=== EXCERPT ===
Preview episode of the book River Shows, Blues, Ragtime, Jazz and Country Music: It All Equals Rockabilly, Part One, by Matt Chaney
Copyright ©2023 for historical arrangement and original content by Matt Chaney, Four Walls Publishing
Friday, July 21, 2023, chaneysblog.com
During the 1960s, U.S. Highway 61 was reduced to a byway in southeast Missouri—and throughout the Lower Mississippi River Valley—supplanted by Interstate 55 of the new federal road system. And traveling southbound from Cape Girardeau, where I-55 blazed over knobby foothills, motorists met a stunning sight:
The great delta flatland, stretching into beyond. The interstate’s twin tracks bore straight south, melding together in the distance, with the horizon a flat line.
=== MATERIAL PROVIDED ===
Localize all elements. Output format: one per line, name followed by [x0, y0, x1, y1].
===
GIVEN INSTRUCTION A: Extract the part of the book preview between "Preview episode of" and "a flat line.", inclusive.
GIVEN INSTRUCTION B: For each statement, decide whether it agrees with the book preview, answering yes or no and quoting the deciding words: (i) U.S. Highway 61 was reduced to a byway during the 1960s. (ii) Interstate 55 belonged to an older state road system. (iii) Traveling south from Cape Girardeau, motorists saw a hilly horizon.
GIVEN INSTRUCTION C: According to the book preview, at what place did I-55 blaze over knobby foothills?
Rely solely on the book preview.

FULL RESPONSE A:
Preview episode of the book River Shows, Blues, Ragtime, Jazz and Country Music: It All Equals Rockabilly, Part One, by Matt Chaney
Copyright ©2023 for historical arrangement and original content by Matt Chaney, Four Walls Publishing
Friday, July 21, 2023, chaneysblog.com
During the 1960s, U.S. Highway 61 was reduced to a byway in southeast Missouri—and throughout the Lower Mississippi River Valley—supplanted by Interstate 55 of the new federal road system. And traveling southbound from Cape Girardeau, where I-55 blazed over knobby foothills, motorists met a stunning sight:
The great delta flatland, stretching into beyond. The interstate’s twin tracks bore straight south, melding together in the distance, with the horizon a flat line.

FULL RESPONSE B:
(i) Yes: "During the 1960s, U.S. Highway 61 was reduced to a byway in southeast Missouri"
(ii) No: "supplanted by Interstate 55 of the new federal road system"
(iii) No: "with the horizon a flat line"

FULL RESPONSE C: Cape Girardeau